[start]

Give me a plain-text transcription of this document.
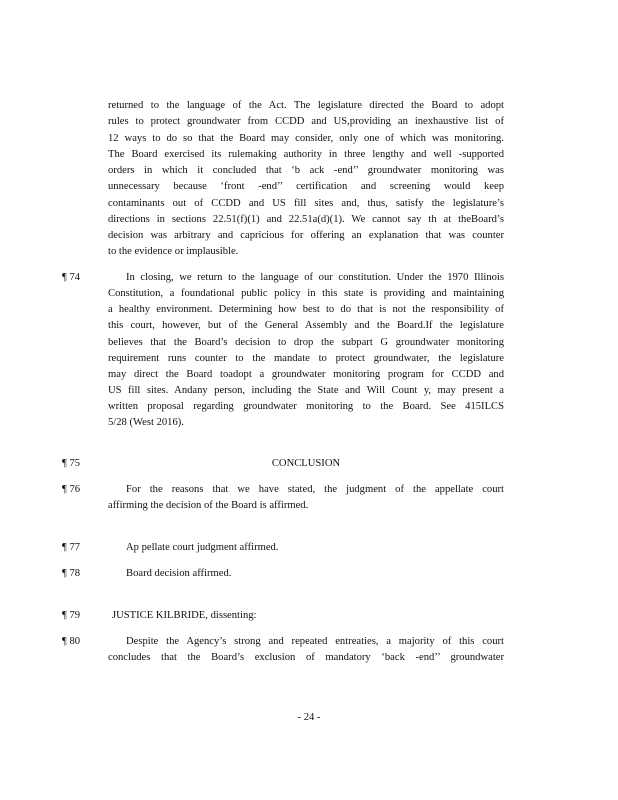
returned to the language of the Act. The legislature directed the Board to adopt
rules to protect groundwater from CCDD and US,providing an inexhaustive list of
12 ways to do so that the Board may consider, only one of which was monitoring.
The Board exercised its rulemaking authority in three lengthy and well -supported
orders in which it concluded that ‘b ack -end’’ groundwater monitoring was
unnecessary because ‘front -end’’ certification and screening would keep
contaminants out of CCDD and US fill sites and, thus, satisfy the legislature’s
directions in sections 22.51(f)(1) and 22.51a(d)(1). We cannot say th at theBoard’s
decision was arbitrary and capricious for offering an explanation that was counter
to the evidence or implausible.
¶ 74	In closing, we return to the language of our constitution. Under the 1970 Illinois
Constitution, a foundational public policy in this state is providing and maintaining
a healthy environment. Determining how best to do that is not the responsibility of
this court, however, but of the General Assembly and the Board.If the legislature
believes that the Board’s decision to drop the subpart G groundwater monitoring
requirement runs counter to the mandate to protect groundwater, the legislature
may direct the Board toadopt a groundwater monitoring program for CCDD and
US fill sites. Andany person, including the State and Will Count y, may present a
written proposal regarding groundwater monitoring to the Board. See 415ILCS
5/28 (West 2016).
¶ 75	CONCLUSION
¶ 76	For the reasons that we have stated, the judgment of the appellate court
affirming the decision of the Board is affirmed.
¶ 77	Ap pellate court judgment affirmed.
¶ 78	Board decision affirmed.
¶ 79	JUSTICE KILBRIDE, dissenting:
¶ 80	Despite the Agency’s strong and repeated entreaties, a majority of this court
concludes that the Board’s exclusion of mandatory ‘back -end’’ groundwater
- 24 -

[end]

Using the records above, output their complete text exactly, minus any images.

--- SOLUTION TO THE EXERCISE ---
Give me a plain-text transcription of this document.
returned to the language of the Act. The legislature directed the Board to adopt
rules to protect groundwater from CCDD and US,providing an inexhaustive list of
12 ways to do so that the Board may consider, only one of which was monitoring.
The Board exercised its rulemaking authority in three lengthy and well -supported
orders in which it concluded that ‘b ack -end’’ groundwater monitoring was
unnecessary because ‘front -end’’ certification and screening would keep
contaminants out of CCDD and US fill sites and, thus, satisfy the legislature’s
directions in sections 22.51(f)(1) and 22.51a(d)(1). We cannot say th at theBoard’s
decision was arbitrary and capricious for offering an explanation that was counter
to the evidence or implausible.
¶ 74	In closing, we return to the language of our constitution. Under the 1970 Illinois
Constitution, a foundational public policy in this state is providing and maintaining
a healthy environment. Determining how best to do that is not the responsibility of
this court, however, but of the General Assembly and the Board.If the legislature
believes that the Board’s decision to drop the subpart G groundwater monitoring
requirement runs counter to the mandate to protect groundwater, the legislature
may direct the Board toadopt a groundwater monitoring program for CCDD and
US fill sites. Andany person, including the State and Will Count y, may present a
written proposal regarding groundwater monitoring to the Board. See 415ILCS
5/28 (West 2016).
¶ 75	CONCLUSION
¶ 76	For the reasons that we have stated, the judgment of the appellate court
affirming the decision of the Board is affirmed.
¶ 77	Ap pellate court judgment affirmed.
¶ 78	Board decision affirmed.
¶ 79	JUSTICE KILBRIDE, dissenting:
¶ 80	Despite the Agency’s strong and repeated entreaties, a majority of this court
concludes that the Board’s exclusion of mandatory ‘back -end’’ groundwater
- 24 -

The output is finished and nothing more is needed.